Dataset items:
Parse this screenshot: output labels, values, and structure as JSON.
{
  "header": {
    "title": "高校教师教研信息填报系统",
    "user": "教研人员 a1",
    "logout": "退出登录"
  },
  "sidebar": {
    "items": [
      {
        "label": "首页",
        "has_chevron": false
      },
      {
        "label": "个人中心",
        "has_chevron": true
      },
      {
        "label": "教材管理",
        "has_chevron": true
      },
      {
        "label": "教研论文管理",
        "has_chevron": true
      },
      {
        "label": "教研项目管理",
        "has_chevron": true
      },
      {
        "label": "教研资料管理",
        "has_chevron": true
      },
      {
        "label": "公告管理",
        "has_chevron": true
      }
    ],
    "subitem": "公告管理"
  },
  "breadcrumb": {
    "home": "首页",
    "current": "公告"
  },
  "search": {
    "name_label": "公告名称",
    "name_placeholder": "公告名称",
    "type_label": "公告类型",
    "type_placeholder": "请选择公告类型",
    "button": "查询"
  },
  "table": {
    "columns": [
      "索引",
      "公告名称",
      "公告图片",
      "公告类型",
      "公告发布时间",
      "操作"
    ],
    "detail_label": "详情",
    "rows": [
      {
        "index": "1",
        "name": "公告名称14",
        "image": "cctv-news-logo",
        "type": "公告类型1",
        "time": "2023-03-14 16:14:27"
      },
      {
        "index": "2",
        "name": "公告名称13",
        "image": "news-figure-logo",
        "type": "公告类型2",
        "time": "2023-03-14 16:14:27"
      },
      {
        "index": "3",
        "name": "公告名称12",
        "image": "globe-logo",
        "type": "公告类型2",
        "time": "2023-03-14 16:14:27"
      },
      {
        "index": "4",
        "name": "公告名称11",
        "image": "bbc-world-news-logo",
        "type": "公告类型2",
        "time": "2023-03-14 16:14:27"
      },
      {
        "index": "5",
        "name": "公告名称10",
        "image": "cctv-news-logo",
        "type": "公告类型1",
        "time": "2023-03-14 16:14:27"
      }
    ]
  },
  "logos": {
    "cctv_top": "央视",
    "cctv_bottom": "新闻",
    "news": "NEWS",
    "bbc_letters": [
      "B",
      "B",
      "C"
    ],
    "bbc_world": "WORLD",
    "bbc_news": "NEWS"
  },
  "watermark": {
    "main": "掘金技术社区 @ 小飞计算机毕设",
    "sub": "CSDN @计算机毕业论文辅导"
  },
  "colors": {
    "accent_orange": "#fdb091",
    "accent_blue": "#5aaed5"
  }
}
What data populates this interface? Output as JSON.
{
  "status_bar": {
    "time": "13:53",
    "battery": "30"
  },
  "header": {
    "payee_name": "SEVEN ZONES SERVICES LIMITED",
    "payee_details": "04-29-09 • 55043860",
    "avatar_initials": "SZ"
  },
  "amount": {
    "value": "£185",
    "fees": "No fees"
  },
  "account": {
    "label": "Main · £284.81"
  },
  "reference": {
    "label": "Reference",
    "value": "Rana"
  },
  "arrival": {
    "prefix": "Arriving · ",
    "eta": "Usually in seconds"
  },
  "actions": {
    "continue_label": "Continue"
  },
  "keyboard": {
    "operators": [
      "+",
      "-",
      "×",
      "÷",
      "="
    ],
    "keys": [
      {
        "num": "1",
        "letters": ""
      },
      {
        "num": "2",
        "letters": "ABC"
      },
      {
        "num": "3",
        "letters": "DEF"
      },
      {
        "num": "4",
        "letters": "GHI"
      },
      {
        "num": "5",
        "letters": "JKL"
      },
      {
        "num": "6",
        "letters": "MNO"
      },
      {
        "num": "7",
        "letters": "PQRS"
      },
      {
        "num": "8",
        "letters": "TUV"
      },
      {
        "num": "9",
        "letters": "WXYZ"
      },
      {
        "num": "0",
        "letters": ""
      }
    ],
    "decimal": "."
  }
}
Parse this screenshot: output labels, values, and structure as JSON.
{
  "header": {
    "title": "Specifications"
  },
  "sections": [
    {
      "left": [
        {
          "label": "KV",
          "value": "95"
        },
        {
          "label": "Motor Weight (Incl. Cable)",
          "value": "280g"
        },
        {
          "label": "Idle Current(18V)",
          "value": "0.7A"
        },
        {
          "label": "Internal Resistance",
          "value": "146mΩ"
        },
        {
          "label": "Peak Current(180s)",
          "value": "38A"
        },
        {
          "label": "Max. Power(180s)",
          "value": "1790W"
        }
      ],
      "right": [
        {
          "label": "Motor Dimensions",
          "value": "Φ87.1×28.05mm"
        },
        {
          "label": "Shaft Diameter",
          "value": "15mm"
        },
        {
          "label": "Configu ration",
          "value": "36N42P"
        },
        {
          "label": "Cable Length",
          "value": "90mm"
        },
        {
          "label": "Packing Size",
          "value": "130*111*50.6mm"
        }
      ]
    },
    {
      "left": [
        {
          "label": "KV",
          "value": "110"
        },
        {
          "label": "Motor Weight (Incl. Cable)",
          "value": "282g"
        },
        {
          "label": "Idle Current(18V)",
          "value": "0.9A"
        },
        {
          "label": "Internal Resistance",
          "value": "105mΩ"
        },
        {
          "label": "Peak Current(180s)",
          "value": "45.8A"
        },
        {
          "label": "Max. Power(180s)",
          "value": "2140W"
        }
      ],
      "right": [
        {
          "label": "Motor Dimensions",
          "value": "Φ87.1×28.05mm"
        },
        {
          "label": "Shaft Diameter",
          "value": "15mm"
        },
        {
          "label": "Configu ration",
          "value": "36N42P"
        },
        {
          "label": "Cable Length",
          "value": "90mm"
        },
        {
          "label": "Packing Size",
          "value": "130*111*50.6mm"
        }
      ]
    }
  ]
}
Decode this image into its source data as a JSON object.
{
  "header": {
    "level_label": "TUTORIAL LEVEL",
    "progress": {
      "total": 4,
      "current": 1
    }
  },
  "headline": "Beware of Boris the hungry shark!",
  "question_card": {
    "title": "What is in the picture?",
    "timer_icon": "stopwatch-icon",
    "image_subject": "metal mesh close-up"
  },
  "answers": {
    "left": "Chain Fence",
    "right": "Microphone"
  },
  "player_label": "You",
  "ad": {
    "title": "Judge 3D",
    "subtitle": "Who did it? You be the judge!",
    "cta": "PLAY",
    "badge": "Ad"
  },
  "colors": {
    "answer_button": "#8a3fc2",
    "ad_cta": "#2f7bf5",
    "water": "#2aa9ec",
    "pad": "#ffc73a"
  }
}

◆ **TO BE DONE**
Give an exact copy of all the data shown above.

◆ **COMPLETE OUTPUT**
Parse this screenshot: output labels, values, and structure as JSON.
{
  "header": {
    "title": "高校教师教研信息填报系统",
    "user": "教研人员 a1",
    "logout": "退出登录"
  },
  "sidebar": {
    "items": [
      {
        "label": "首页",
        "has_chevron": false
      },
      {
        "label": "个人中心",
        "has_chevron": true
      },
      {
        "label": "教材管理",
        "has_chevron": true
      },
      {
        "label": "教研论文管理",
        "has_chevron": true
      },
      {
        "label": "教研项目管理",
        "has_chevron": true
      },
      {
        "label": "教研资料管理",
        "has_chevron": true
      },
      {
        "label": "公告管理",
        "has_chevron": true
      }
    ],
    "subitem": "公告管理"
  },
  "breadcrumb": {
    "home": "首页",
    "current": "公告"
  },
  "search": {
    "name_label": "公告名称",
    "name_placeholder": "公告名称",
    "type_label": "公告类型",
    "type_placeholder": "请选择公告类型",
    "button": "查询"
  },
  "table": {
    "columns": [
      "索引",
      "公告名称",
      "公告图片",
      "公告类型",
      "公告发布时间",
      "操作"
    ],
    "detail_label": "详情",
    "rows": [
      {
        "index": "1",
        "name": "公告名称14",
        "image": "cctv-news-logo",
        "type": "公告类型1",
        "time": "2023-03-14 16:14:27"
      },
      {
        "index": "2",
        "name": "公告名称13",
        "image": "news-figure-logo",
        "type": "公告类型2",
        "time": "2023-03-14 16:14:27"
      },
      {
        "index": "3",
        "name": "公告名称12",
        "image": "globe-logo",
        "type": "公告类型2",
        "time": "2023-03-14 16:14:27"
      },
      {
        "index": "4",
        "name": "公告名称11",
        "image": "bbc-world-news-logo",
        "type": "公告类型2",
        "time": "2023-03-14 16:14:27"
      },
      {
        "index": "5",
        "name": "公告名称10",
        "image": "cctv-news-logo",
        "type": "公告类型1",
        "time": "2023-03-14 16:14:27"
      }
    ]
  },
  "logos": {
    "cctv_top": "央视",
    "cctv_bottom": "新闻",
    "news": "NEWS",
    "bbc_letters": [
      "B",
      "B",
      "C"
    ],
    "bbc_world": "WORLD",
    "bbc_news": "NEWS"
  },
  "watermark": {
    "main": "掘金技术社区 @ 小飞计算机毕设",
    "sub": "CSDN @计算机毕业论文辅导"
  },
  "colors": {
    "accent_orange": "#fdb091",
    "accent_blue": "#5aaed5"
  }
}
What data populates this interface? Output as JSON.
{
  "status_bar": {
    "time": "13:53",
    "battery": "30"
  },
  "header": {
    "payee_name": "SEVEN ZONES SERVICES LIMITED",
    "payee_details": "04-29-09 • 55043860",
    "avatar_initials": "SZ"
  },
  "amount": {
    "value": "£185",
    "fees": "No fees"
  },
  "account": {
    "label": "Main · £284.81"
  },
  "reference": {
    "label": "Reference",
    "value": "Rana"
  },
  "arrival": {
    "prefix": "Arriving · ",
    "eta": "Usually in seconds"
  },
  "actions": {
    "continue_label": "Continue"
  },
  "keyboard": {
    "operators": [
      "+",
      "-",
      "×",
      "÷",
      "="
    ],
    "keys": [
      {
        "num": "1",
        "letters": ""
      },
      {
        "num": "2",
        "letters": "ABC"
      },
      {
        "num": "3",
        "letters": "DEF"
      },
      {
        "num": "4",
        "letters": "GHI"
      },
      {
        "num": "5",
        "letters": "JKL"
      },
      {
        "num": "6",
        "letters": "MNO"
      },
      {
        "num": "7",
        "letters": "PQRS"
      },
      {
        "num": "8",
        "letters": "TUV"
      },
      {
        "num": "9",
        "letters": "WXYZ"
      },
      {
        "num": "0",
        "letters": ""
      }
    ],
    "decimal": "."
  }
}
Parse this screenshot: output labels, values, and structure as JSON.
{
  "header": {
    "title": "Specifications"
  },
  "sections": [
    {
      "left": [
        {
          "label": "KV",
          "value": "95"
        },
        {
          "label": "Motor Weight (Incl. Cable)",
          "value": "280g"
        },
        {
          "label": "Idle Current(18V)",
          "value": "0.7A"
        },
        {
          "label": "Internal Resistance",
          "value": "146mΩ"
        },
        {
          "label": "Peak Current(180s)",
          "value": "38A"
        },
        {
          "label": "Max. Power(180s)",
          "value": "1790W"
        }
      ],
      "right": [
        {
          "label": "Motor Dimensions",
          "value": "Φ87.1×28.05mm"
        },
        {
          "label": "Shaft Diameter",
          "value": "15mm"
        },
        {
          "label": "Configu ration",
          "value": "36N42P"
        },
        {
          "label": "Cable Length",
          "value": "90mm"
        },
        {
          "label": "Packing Size",
          "value": "130*111*50.6mm"
        }
      ]
    },
    {
      "left": [
        {
          "label": "KV",
          "value": "110"
        },
        {
          "label": "Motor Weight (Incl. Cable)",
          "value": "282g"
        },
        {
          "label": "Idle Current(18V)",
          "value": "0.9A"
        },
        {
          "label": "Internal Resistance",
          "value": "105mΩ"
        },
        {
          "label": "Peak Current(180s)",
          "value": "45.8A"
        },
        {
          "label": "Max. Power(180s)",
          "value": "2140W"
        }
      ],
      "right": [
        {
          "label": "Motor Dimensions",
          "value": "Φ87.1×28.05mm"
        },
        {
          "label": "Shaft Diameter",
          "value": "15mm"
        },
        {
          "label": "Configu ration",
          "value": "36N42P"
        },
        {
          "label": "Cable Length",
          "value": "90mm"
        },
        {
          "label": "Packing Size",
          "value": "130*111*50.6mm"
        }
      ]
    }
  ]
}
Decode this image into its source data as a JSON object.
{
  "header": {
    "level_label": "TUTORIAL LEVEL",
    "progress": {
      "total": 4,
      "current": 1
    }
  },
  "headline": "Beware of Boris the hungry shark!",
  "question_card": {
    "title": "What is in the picture?",
    "timer_icon": "stopwatch-icon",
    "image_subject": "metal mesh close-up"
  },
  "answers": {
    "left": "Chain Fence",
    "right": "Microphone"
  },
  "player_label": "You",
  "ad": {
    "title": "Judge 3D",
    "subtitle": "Who did it? You be the judge!",
    "cta": "PLAY",
    "badge": "Ad"
  },
  "colors": {
    "answer_button": "#8a3fc2",
    "ad_cta": "#2f7bf5",
    "water": "#2aa9ec",
    "pad": "#ffc73a"
  }
}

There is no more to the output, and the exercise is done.